Short exercise 1 >> Retype the records exactly, starting at the first line and ending with the line that contains "series-line-e-r — [93, 43, 508, 394]". Include that line.

Document text >>
━━━━━━━━━━━━━━━━
ValidateSamFile: New error after running BQSR
Dear GATK Team,
I am following the guidelines in the following documentation for data preprocessing: Data pre-processing for variant discovery and (How to) Map and clean up short read sequence data efficiently.
Picard version: 2.23.8. GATK version: 4.1.9.0.
When processing the output BAM after running ApplyBQSR through ValidateSamFile, I am receiving the following error:
## HISTOGRAM java.lang.String
Error Type Count
ERROR:MATE_NOT_FOUND 64152
However, I confirm the BAM showed no errors with ValidateSamFile prior to running BaseRecalibrator and ApplyBQSR and both BaseRecalibrator and ApplyBQSR ran successfully. FixMateInformation does not resolve this issue.
Why do I see a new error in the BAM after running BQSR? Could it be due to the default read filters differing between BaseRecalibrator and ApplyBQSR or alternatively, another read filter being required?
Thank you for your time and help.
Kind regards.
-
Hello ISmolicz, did you run ValidateSamFile using MODE=VERBOSE? The mate information may be appearing as warnings, which would not show up as an error. Follow this tutorial to get more information.
-
Thank you for your reply Genevieve Brandt.
Yes, I did run with MODE=VERBOSE and the issue appeared as an error. A general example:
ERROR::MATE_NOT_FOUND:Read name ..., Mate not found for paired read
Would you have any thoughts as to why this error is suddenly appearing post-BQSR?
━━━━━━━━━━━━━━━━
Box annotation data
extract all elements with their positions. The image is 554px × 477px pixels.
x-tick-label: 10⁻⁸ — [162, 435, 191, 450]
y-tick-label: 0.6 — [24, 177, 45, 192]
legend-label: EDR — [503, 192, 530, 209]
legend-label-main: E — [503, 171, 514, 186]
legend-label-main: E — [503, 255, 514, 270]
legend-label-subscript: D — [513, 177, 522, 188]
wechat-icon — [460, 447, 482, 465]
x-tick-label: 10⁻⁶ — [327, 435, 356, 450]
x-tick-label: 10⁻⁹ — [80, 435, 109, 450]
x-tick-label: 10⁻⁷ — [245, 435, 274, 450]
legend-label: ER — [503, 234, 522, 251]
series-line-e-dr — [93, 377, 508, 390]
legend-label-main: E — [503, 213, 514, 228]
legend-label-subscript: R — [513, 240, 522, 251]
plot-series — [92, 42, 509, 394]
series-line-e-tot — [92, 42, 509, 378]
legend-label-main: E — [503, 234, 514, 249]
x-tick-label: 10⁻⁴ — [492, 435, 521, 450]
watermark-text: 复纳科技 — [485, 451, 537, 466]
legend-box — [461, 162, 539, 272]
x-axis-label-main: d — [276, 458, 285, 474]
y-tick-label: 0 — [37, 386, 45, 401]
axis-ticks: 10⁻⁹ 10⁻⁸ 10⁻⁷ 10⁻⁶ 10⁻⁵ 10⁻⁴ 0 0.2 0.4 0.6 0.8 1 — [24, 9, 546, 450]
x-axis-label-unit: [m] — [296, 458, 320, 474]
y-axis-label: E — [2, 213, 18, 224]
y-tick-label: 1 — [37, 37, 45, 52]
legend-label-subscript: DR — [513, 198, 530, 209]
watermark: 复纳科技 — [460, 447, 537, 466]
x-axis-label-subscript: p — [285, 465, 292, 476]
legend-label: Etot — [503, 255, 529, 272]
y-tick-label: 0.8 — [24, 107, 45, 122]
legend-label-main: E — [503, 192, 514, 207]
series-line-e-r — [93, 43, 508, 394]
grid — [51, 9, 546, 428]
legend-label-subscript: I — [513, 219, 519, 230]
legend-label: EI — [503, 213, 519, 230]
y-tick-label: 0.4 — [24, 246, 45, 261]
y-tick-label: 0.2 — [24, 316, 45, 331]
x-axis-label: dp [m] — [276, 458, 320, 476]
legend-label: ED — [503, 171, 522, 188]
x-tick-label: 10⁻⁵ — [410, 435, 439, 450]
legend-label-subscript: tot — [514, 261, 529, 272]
━━━━━━━━━━━━━━━━
Short exercise 2 >> Echo the part of the ValidateSamFile thread that begins with the words "Kind regards." and ends with "get more information.", keeping every word and mark unchanged.

Full solution 1 >>
extract all elements with their positions. The image is 554px × 477px pixels.
x-tick-label: 10⁻⁸ — [162, 435, 191, 450]
y-tick-label: 0.6 — [24, 177, 45, 192]
legend-label: EDR — [503, 192, 530, 209]
legend-label-main: E — [503, 171, 514, 186]
legend-label-main: E — [503, 255, 514, 270]
legend-label-subscript: D — [513, 177, 522, 188]
wechat-icon — [460, 447, 482, 465]
x-tick-label: 10⁻⁶ — [327, 435, 356, 450]
x-tick-label: 10⁻⁹ — [80, 435, 109, 450]
x-tick-label: 10⁻⁷ — [245, 435, 274, 450]
legend-label: ER — [503, 234, 522, 251]
series-line-e-dr — [93, 377, 508, 390]
legend-label-main: E — [503, 213, 514, 228]
legend-label-subscript: R — [513, 240, 522, 251]
plot-series — [92, 42, 509, 394]
series-line-e-tot — [92, 42, 509, 378]
legend-label-main: E — [503, 234, 514, 249]
x-tick-label: 10⁻⁴ — [492, 435, 521, 450]
watermark-text: 复纳科技 — [485, 451, 537, 466]
legend-box — [461, 162, 539, 272]
x-axis-label-main: d — [276, 458, 285, 474]
y-tick-label: 0 — [37, 386, 45, 401]
axis-ticks: 10⁻⁹ 10⁻⁸ 10⁻⁷ 10⁻⁶ 10⁻⁵ 10⁻⁴ 0 0.2 0.4 0.6 0.8 1 — [24, 9, 546, 450]
x-axis-label-unit: [m] — [296, 458, 320, 474]
y-axis-label: E — [2, 213, 18, 224]
y-tick-label: 1 — [37, 37, 45, 52]
legend-label-subscript: DR — [513, 198, 530, 209]
watermark: 复纳科技 — [460, 447, 537, 466]
x-axis-label-subscript: p — [285, 465, 292, 476]
legend-label: Etot — [503, 255, 529, 272]
y-tick-label: 0.8 — [24, 107, 45, 122]
legend-label-main: E — [503, 192, 514, 207]
series-line-e-r — [93, 43, 508, 394]

Full solution 2 >>
Kind regards.
-
Hello ISmolicz, did you run ValidateSamFile using MODE=VERBOSE? The mate information may be appearing as warnings, which would not show up as an error. Follow this tutorial to get more information.